Given request: Take every line from the material that has the word "camera" in it.

Entries provided:

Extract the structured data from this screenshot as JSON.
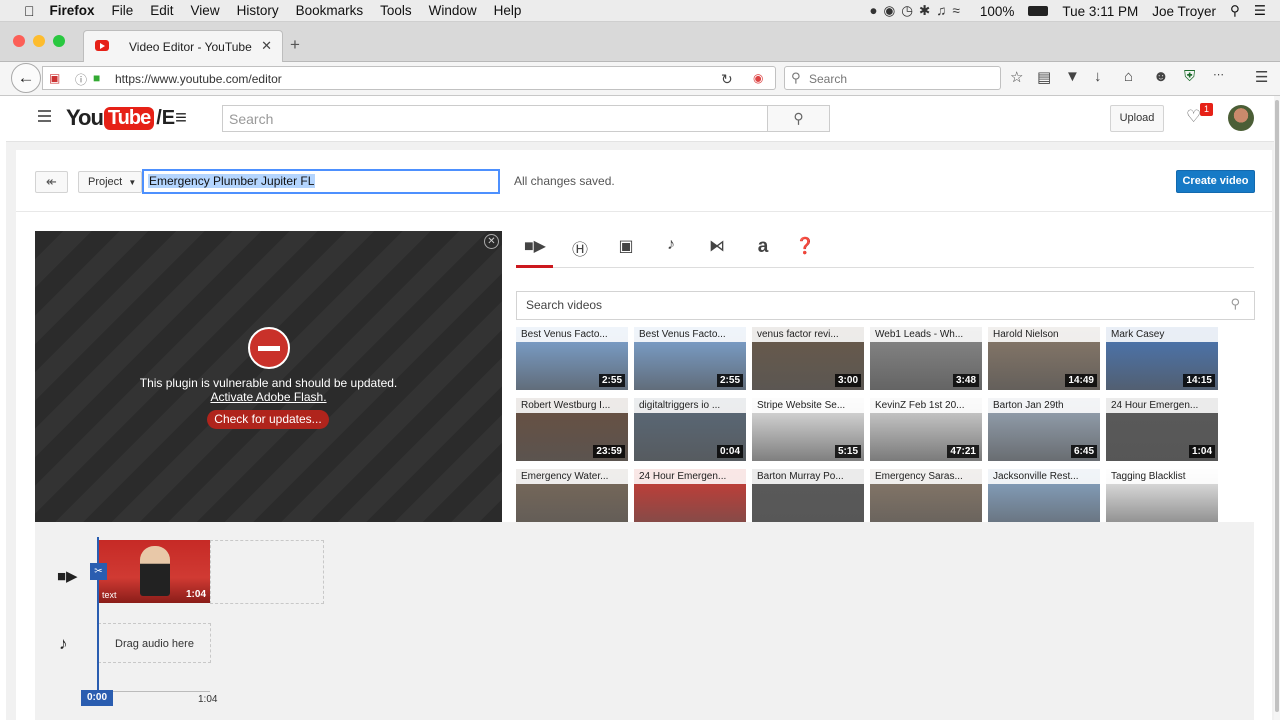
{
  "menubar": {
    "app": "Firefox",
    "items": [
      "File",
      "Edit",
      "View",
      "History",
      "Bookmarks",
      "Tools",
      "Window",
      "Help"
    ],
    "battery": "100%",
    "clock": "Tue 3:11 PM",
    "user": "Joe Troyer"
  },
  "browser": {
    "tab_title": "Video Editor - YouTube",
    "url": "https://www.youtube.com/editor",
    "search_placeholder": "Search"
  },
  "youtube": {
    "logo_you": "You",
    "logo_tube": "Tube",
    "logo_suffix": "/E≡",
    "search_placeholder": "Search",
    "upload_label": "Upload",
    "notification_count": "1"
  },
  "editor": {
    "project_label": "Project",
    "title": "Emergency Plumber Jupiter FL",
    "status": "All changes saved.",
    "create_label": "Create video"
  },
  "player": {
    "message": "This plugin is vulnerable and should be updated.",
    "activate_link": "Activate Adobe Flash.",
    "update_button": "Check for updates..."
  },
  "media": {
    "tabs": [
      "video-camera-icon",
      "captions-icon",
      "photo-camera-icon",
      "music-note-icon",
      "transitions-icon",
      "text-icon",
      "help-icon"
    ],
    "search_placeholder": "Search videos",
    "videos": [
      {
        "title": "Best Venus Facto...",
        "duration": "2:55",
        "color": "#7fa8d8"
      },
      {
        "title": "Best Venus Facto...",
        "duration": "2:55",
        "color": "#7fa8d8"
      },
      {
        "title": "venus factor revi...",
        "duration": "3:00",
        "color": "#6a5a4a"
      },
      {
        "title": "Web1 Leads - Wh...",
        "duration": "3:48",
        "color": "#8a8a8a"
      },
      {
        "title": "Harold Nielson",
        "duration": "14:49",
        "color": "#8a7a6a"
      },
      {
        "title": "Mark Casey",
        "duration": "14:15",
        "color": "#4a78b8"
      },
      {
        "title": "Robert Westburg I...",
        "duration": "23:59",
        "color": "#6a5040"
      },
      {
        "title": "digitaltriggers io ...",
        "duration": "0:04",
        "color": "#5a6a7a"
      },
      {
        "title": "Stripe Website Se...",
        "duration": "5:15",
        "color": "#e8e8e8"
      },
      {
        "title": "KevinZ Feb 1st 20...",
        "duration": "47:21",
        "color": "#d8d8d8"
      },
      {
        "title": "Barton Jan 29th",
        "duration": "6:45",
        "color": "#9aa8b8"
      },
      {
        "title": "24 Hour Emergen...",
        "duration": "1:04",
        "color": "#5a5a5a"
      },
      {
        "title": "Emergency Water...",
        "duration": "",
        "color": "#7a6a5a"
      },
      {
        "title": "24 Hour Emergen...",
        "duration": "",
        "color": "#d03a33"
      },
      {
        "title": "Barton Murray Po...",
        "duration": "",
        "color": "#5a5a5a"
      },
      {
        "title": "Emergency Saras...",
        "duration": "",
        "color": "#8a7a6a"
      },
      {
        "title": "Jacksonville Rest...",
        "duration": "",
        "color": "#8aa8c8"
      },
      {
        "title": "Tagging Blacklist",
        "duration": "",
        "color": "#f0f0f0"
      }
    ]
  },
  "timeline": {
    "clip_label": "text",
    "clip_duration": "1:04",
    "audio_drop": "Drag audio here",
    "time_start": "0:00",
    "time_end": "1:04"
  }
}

* * *

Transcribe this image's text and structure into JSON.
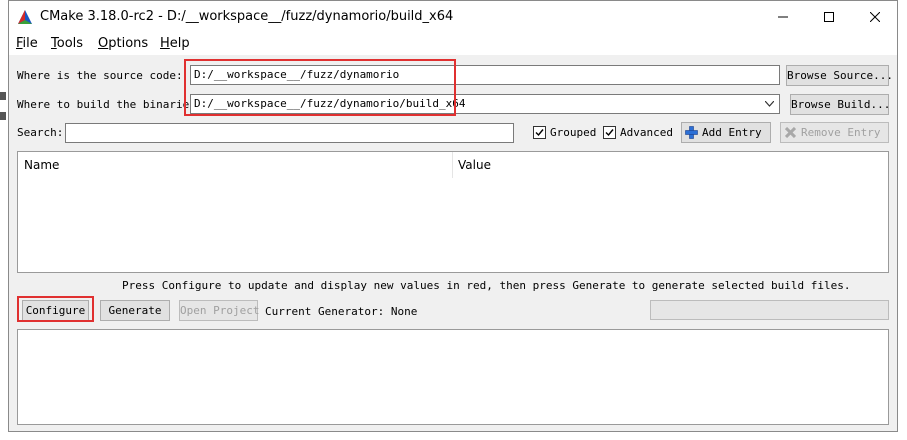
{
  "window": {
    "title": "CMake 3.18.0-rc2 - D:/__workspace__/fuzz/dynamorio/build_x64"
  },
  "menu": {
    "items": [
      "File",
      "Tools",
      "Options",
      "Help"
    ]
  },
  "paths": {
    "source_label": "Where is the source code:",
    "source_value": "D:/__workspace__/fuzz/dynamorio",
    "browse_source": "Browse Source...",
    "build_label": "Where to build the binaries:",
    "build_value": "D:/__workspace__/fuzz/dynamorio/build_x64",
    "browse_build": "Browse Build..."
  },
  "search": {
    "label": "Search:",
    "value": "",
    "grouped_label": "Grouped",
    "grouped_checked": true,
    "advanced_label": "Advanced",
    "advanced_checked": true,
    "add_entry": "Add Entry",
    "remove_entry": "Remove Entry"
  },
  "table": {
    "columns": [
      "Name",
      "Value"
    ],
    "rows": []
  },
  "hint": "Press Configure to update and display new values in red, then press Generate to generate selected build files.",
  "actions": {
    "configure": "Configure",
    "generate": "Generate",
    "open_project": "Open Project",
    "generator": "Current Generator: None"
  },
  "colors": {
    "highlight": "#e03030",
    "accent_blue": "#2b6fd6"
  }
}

Correct response:
      "video-camera-icon",
      "photo-camera-icon",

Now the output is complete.